**The data**
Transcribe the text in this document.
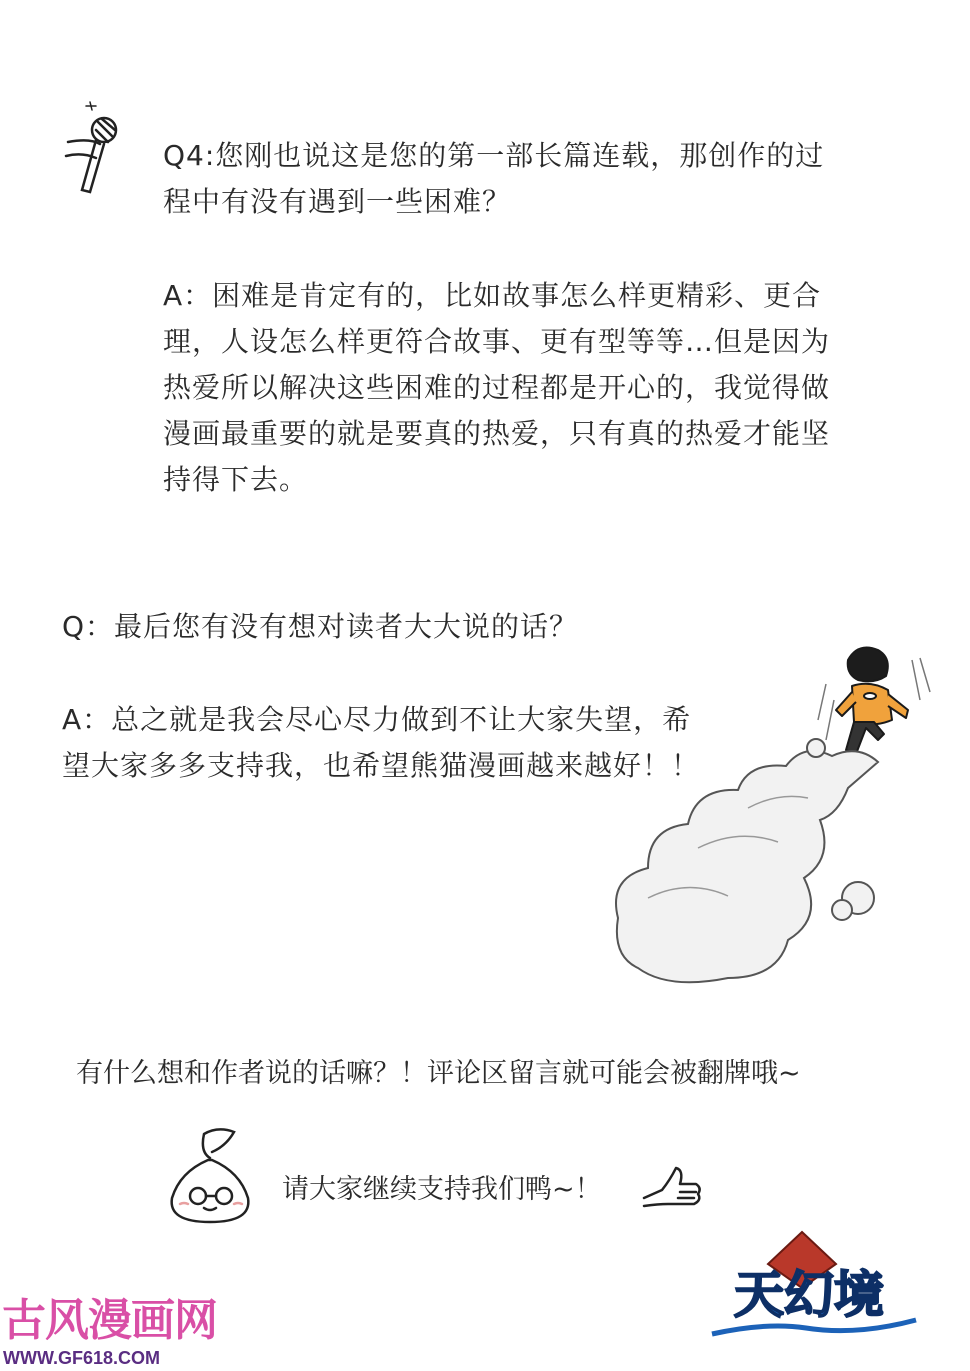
Q4:您刚也说这是您的第一部长篇连载，那创作的过
程中有没有遇到一些困难？
A：困难是肯定有的，比如故事怎么样更精彩、更合
理，人设怎么样更符合故事、更有型等等…但是因为
热爱所以解决这些困难的过程都是开心的，我觉得做
漫画最重要的就是要真的热爱，只有真的热爱才能坚
持得下去。
Q：最后您有没有想对读者大大说的话？
A：总之就是我会尽心尽力做到不让大家失望，希
望大家多多支持我，也希望熊猫漫画越来越好！！
有什么想和作者说的话嘛？！评论区留言就可能会被翻牌哦~
请大家继续支持我们鸭~！
天幻境
古风漫画网
WWW.GF618.COM
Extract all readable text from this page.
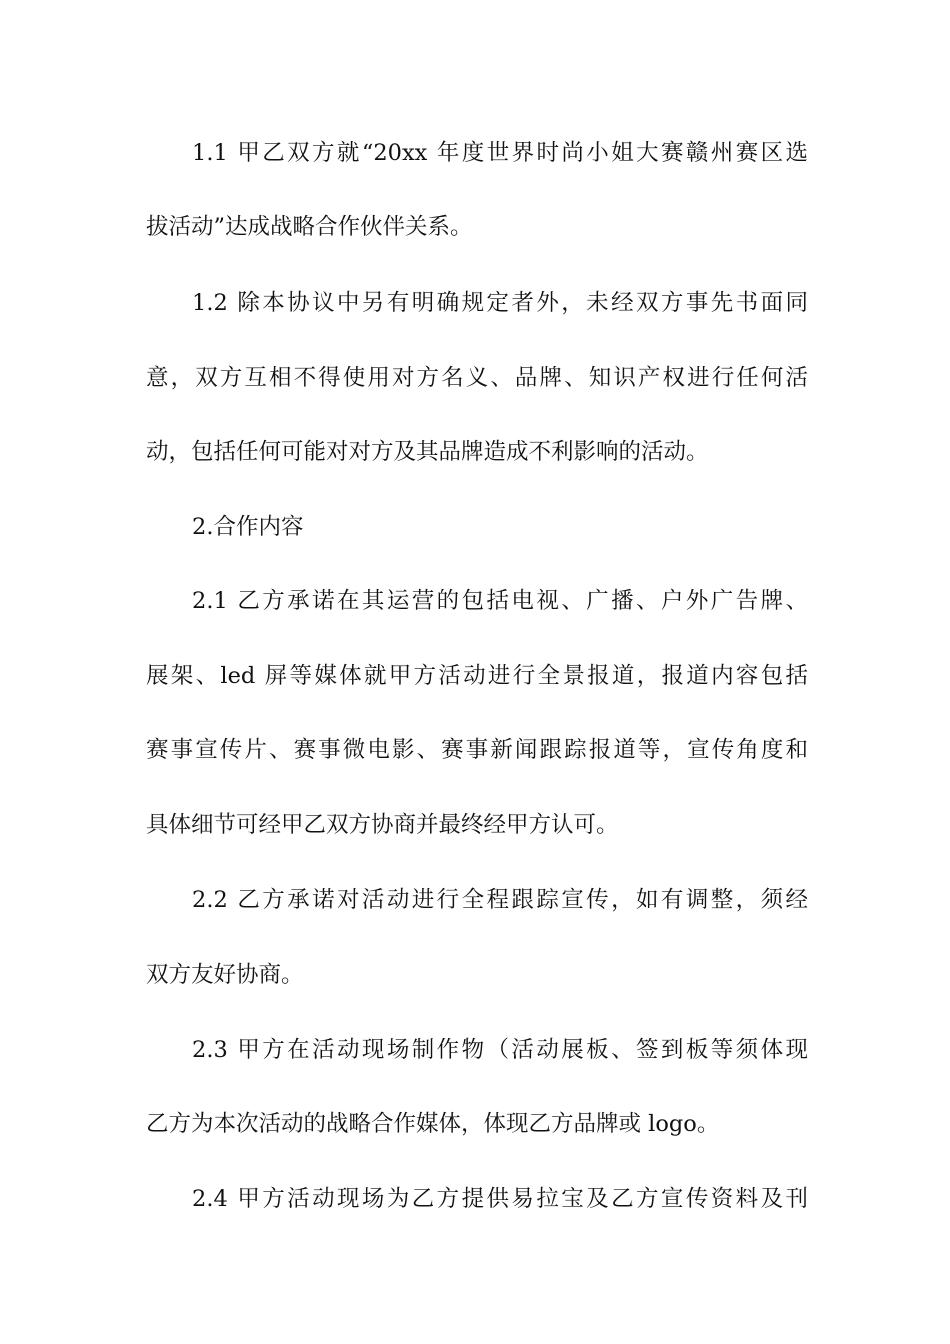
1.1 甲乙双方就“20xx 年度世界时尚小姐大赛赣州赛区选
拔活动”达成战略合作伙伴关系。
1.2 除本协议中另有明确规定者外，未经双方事先书面同
意，双方互相不得使用对方名义、品牌、知识产权进行任何活
动，包括任何可能对对方及其品牌造成不利影响的活动。
2.合作内容
2.1 乙方承诺在其运营的包括电视、广播、户外广告牌、
展架、led 屏等媒体就甲方活动进行全景报道，报道内容包括
赛事宣传片、赛事微电影、赛事新闻跟踪报道等，宣传角度和
具体细节可经甲乙双方协商并最终经甲方认可。
2.2 乙方承诺对活动进行全程跟踪宣传，如有调整，须经
双方友好协商。
2.3 甲方在活动现场制作物（活动展板、签到板等须体现
乙方为本次活动的战略合作媒体，体现乙方品牌或 logo。
2.4 甲方活动现场为乙方提供易拉宝及乙方宣传资料及刊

**Exercise objective**
State the count of lines with the word "this" in them, and write nothing else.

**Expected answer**
2